[Data listing]
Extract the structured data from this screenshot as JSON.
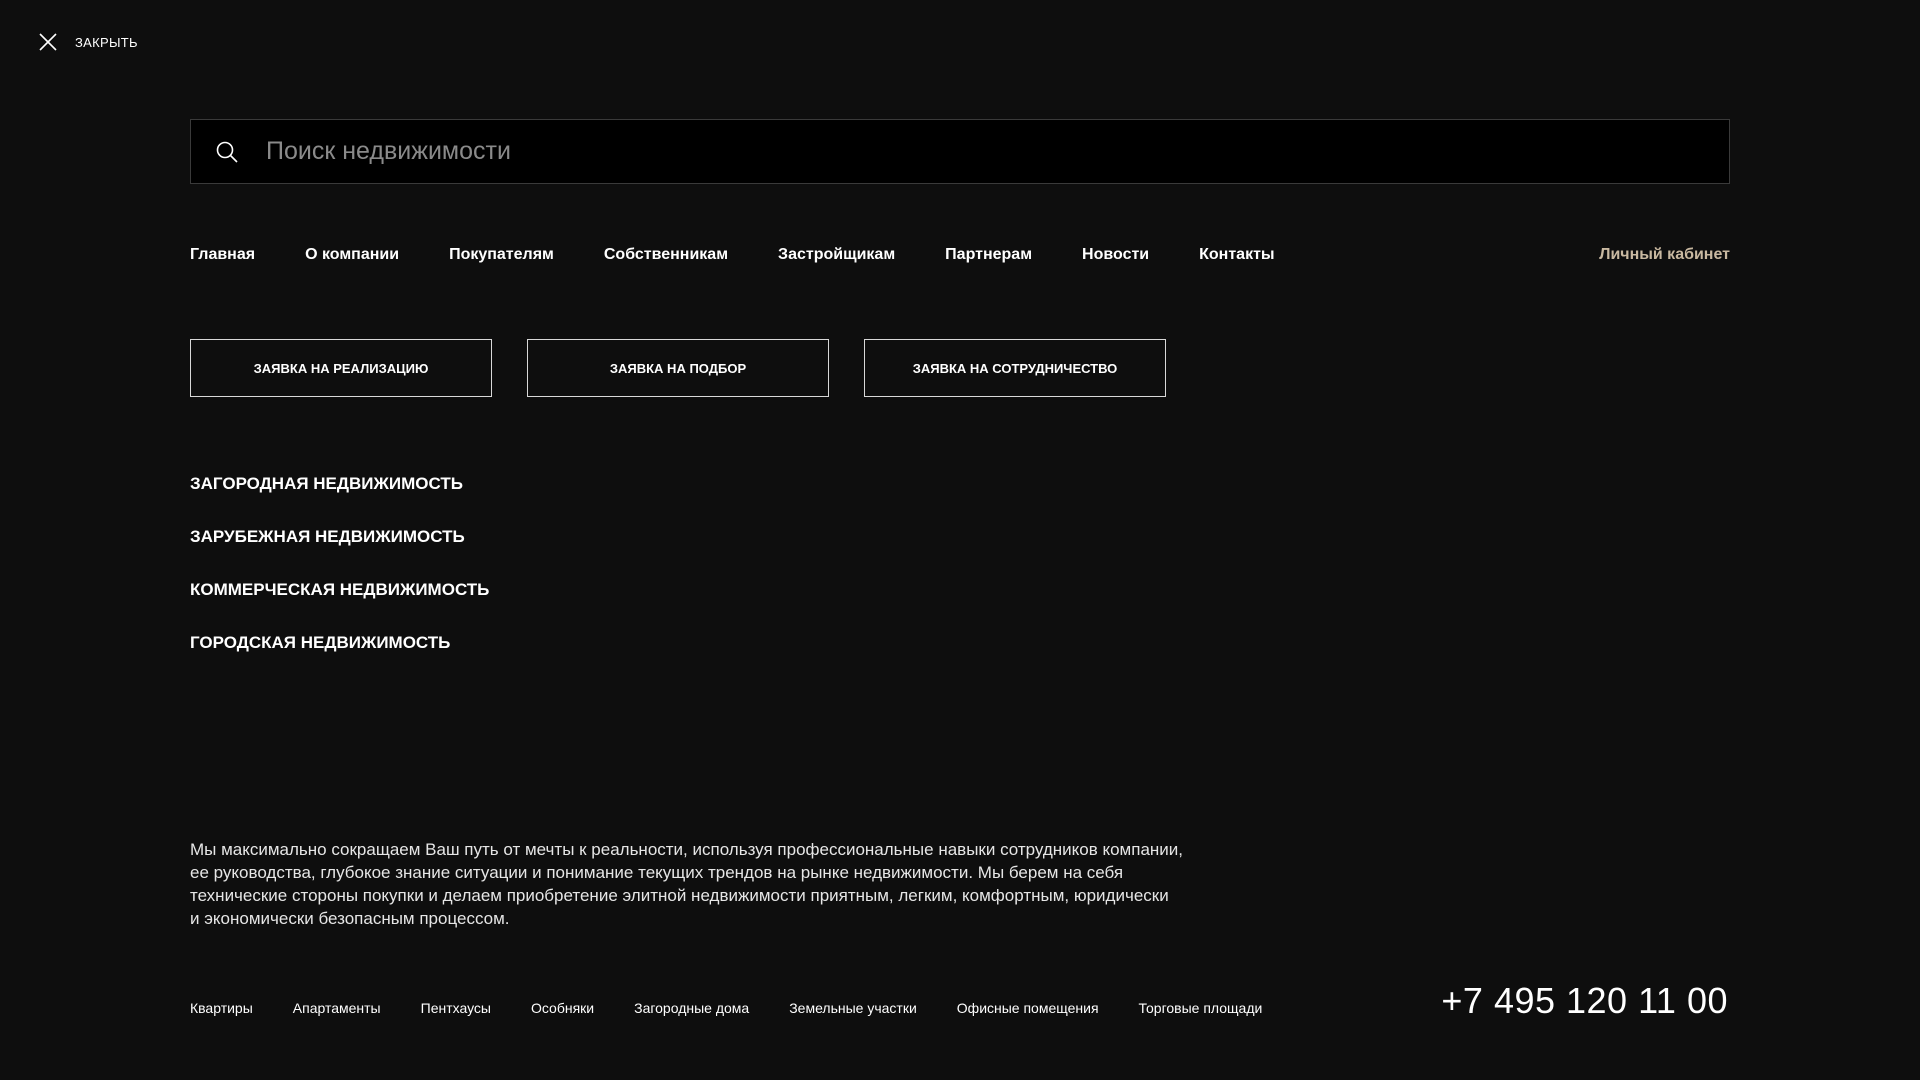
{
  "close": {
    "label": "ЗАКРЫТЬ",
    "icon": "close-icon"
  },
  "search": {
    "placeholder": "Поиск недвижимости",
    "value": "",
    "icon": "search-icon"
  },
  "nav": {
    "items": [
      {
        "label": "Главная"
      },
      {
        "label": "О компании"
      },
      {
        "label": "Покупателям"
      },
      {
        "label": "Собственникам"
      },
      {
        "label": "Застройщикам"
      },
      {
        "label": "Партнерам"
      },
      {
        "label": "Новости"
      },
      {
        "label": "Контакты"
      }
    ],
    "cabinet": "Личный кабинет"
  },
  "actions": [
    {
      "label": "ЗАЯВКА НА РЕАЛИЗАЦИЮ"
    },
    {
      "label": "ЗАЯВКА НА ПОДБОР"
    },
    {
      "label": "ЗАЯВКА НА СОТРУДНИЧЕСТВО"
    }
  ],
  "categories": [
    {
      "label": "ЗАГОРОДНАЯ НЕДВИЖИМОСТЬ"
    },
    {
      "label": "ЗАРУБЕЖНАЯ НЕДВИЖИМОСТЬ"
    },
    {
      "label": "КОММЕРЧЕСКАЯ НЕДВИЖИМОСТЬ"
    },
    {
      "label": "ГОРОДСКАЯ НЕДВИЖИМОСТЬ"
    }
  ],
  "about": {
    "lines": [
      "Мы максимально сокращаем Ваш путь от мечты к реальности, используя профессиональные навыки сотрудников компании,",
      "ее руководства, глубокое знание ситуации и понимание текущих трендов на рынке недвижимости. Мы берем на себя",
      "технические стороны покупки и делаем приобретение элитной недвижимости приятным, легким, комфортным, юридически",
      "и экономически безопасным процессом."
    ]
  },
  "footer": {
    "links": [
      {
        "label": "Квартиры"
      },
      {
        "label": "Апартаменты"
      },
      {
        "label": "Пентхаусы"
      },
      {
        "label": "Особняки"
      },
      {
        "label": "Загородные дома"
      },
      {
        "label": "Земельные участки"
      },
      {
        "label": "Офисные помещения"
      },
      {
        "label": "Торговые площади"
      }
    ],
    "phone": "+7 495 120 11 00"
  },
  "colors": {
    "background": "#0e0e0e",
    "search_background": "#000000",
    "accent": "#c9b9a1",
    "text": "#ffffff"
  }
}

**The request**
Retype the whole listing, keeping every line identical and omitting all pictures.

**Full answer**
Extract the structured data from this screenshot as JSON.
{
  "close": {
    "label": "ЗАКРЫТЬ",
    "icon": "close-icon"
  },
  "search": {
    "placeholder": "Поиск недвижимости",
    "value": "",
    "icon": "search-icon"
  },
  "nav": {
    "items": [
      {
        "label": "Главная"
      },
      {
        "label": "О компании"
      },
      {
        "label": "Покупателям"
      },
      {
        "label": "Собственникам"
      },
      {
        "label": "Застройщикам"
      },
      {
        "label": "Партнерам"
      },
      {
        "label": "Новости"
      },
      {
        "label": "Контакты"
      }
    ],
    "cabinet": "Личный кабинет"
  },
  "actions": [
    {
      "label": "ЗАЯВКА НА РЕАЛИЗАЦИЮ"
    },
    {
      "label": "ЗАЯВКА НА ПОДБОР"
    },
    {
      "label": "ЗАЯВКА НА СОТРУДНИЧЕСТВО"
    }
  ],
  "categories": [
    {
      "label": "ЗАГОРОДНАЯ НЕДВИЖИМОСТЬ"
    },
    {
      "label": "ЗАРУБЕЖНАЯ НЕДВИЖИМОСТЬ"
    },
    {
      "label": "КОММЕРЧЕСКАЯ НЕДВИЖИМОСТЬ"
    },
    {
      "label": "ГОРОДСКАЯ НЕДВИЖИМОСТЬ"
    }
  ],
  "about": {
    "lines": [
      "Мы максимально сокращаем Ваш путь от мечты к реальности, используя профессиональные навыки сотрудников компании,",
      "ее руководства, глубокое знание ситуации и понимание текущих трендов на рынке недвижимости. Мы берем на себя",
      "технические стороны покупки и делаем приобретение элитной недвижимости приятным, легким, комфортным, юридически",
      "и экономически безопасным процессом."
    ]
  },
  "footer": {
    "links": [
      {
        "label": "Квартиры"
      },
      {
        "label": "Апартаменты"
      },
      {
        "label": "Пентхаусы"
      },
      {
        "label": "Особняки"
      },
      {
        "label": "Загородные дома"
      },
      {
        "label": "Земельные участки"
      },
      {
        "label": "Офисные помещения"
      },
      {
        "label": "Торговые площади"
      }
    ],
    "phone": "+7 495 120 11 00"
  },
  "colors": {
    "background": "#0e0e0e",
    "search_background": "#000000",
    "accent": "#c9b9a1",
    "text": "#ffffff"
  }
}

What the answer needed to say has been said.